▶ **Task description**: Pull out each line of the records holding the string "JSON".

** Begin Input records **

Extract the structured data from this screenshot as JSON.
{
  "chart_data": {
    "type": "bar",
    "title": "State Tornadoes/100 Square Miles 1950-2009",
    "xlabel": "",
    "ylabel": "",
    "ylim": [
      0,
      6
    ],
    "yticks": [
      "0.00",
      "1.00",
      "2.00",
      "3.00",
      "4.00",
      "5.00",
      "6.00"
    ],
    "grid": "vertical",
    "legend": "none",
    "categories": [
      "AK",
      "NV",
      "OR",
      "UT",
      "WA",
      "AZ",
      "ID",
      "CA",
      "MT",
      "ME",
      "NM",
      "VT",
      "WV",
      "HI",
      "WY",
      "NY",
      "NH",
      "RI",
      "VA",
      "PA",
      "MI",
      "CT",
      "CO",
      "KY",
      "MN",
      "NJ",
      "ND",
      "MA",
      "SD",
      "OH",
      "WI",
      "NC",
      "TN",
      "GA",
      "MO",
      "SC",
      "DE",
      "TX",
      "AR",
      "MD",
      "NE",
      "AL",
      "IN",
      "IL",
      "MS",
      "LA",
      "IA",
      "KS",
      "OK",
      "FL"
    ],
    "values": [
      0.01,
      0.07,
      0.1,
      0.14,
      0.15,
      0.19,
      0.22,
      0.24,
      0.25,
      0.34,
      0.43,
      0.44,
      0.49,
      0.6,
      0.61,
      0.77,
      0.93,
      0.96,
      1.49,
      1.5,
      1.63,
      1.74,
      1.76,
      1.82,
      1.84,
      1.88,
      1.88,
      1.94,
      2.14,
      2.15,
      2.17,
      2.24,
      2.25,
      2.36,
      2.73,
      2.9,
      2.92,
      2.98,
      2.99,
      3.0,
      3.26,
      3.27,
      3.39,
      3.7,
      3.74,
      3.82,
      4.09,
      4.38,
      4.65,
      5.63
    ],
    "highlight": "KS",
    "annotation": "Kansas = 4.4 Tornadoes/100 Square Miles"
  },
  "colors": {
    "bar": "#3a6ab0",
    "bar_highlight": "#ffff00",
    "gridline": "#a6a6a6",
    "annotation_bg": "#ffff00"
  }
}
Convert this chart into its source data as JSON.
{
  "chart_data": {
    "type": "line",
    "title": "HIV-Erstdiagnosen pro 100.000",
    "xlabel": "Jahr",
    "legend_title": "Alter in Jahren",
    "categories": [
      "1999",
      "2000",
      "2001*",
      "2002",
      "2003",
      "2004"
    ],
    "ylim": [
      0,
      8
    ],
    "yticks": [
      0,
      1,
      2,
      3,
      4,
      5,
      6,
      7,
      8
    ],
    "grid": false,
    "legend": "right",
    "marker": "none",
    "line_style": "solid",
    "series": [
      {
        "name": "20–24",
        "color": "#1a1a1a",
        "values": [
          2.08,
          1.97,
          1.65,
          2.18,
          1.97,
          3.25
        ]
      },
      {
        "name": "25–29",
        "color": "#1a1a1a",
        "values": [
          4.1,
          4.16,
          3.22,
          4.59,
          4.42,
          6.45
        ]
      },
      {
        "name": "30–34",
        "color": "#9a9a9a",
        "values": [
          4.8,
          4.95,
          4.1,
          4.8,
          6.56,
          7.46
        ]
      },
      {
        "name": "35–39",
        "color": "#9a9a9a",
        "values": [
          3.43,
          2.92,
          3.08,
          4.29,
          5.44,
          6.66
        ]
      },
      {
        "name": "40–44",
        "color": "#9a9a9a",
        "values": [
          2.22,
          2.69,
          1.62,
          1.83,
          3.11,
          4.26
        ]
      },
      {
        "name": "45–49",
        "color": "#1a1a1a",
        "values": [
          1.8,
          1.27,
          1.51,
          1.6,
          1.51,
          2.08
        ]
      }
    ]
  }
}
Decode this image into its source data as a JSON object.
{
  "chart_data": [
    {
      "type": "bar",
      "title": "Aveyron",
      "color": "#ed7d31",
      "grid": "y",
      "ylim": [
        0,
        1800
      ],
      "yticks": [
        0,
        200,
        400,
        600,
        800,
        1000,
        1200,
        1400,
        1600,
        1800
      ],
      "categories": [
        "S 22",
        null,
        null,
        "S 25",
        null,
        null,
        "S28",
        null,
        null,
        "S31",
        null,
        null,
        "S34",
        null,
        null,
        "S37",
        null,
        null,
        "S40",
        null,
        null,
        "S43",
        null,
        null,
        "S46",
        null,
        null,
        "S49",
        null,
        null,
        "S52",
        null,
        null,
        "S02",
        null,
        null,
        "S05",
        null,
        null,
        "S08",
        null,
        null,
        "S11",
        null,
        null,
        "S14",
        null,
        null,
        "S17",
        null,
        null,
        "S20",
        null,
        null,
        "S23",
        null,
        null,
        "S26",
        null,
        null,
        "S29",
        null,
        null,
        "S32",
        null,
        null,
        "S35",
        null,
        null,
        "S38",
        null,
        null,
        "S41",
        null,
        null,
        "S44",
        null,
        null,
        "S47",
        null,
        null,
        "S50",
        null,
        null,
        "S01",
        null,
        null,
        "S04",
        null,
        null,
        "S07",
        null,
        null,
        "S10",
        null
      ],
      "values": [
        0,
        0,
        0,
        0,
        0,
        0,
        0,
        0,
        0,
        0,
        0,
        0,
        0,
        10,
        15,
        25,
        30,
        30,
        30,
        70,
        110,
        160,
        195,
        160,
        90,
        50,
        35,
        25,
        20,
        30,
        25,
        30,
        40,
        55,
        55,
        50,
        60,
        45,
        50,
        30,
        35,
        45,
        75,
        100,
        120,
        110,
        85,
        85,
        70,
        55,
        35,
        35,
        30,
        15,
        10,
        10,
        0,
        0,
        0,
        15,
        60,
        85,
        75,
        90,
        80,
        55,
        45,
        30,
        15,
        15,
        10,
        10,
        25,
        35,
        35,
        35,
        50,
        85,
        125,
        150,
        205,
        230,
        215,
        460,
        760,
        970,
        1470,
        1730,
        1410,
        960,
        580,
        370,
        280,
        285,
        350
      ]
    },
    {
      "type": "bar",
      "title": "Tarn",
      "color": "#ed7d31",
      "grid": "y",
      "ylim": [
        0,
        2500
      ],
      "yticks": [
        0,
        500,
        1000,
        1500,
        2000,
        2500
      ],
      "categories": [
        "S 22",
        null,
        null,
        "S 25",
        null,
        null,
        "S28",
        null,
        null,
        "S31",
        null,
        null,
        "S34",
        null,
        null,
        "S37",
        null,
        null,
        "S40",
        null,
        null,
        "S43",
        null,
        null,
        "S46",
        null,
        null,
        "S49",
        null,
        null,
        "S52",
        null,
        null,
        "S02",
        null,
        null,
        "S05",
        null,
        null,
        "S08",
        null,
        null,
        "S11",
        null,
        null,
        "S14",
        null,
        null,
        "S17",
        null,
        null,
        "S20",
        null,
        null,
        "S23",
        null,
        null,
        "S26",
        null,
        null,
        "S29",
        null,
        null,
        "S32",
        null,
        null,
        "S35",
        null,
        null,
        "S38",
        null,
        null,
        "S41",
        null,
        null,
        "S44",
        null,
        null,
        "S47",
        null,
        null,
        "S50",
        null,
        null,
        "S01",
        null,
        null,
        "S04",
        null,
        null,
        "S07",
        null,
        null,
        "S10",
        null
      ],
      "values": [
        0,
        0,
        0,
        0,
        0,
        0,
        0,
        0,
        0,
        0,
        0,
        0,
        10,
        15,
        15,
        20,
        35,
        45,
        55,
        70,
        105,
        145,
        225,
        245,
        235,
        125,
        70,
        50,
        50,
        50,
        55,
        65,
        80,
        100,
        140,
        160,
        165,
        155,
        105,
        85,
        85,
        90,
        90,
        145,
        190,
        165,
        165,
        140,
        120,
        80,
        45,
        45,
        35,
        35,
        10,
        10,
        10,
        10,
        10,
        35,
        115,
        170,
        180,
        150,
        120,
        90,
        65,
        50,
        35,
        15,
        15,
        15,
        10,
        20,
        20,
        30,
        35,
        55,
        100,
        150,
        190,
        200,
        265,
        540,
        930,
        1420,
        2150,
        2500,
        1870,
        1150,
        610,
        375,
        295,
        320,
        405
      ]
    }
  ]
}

** End Input records **

▶ **Task answer**:
Extract the structured data from this screenshot as JSON.
Convert this chart into its source data as JSON.
Decode this image into its source data as a JSON object.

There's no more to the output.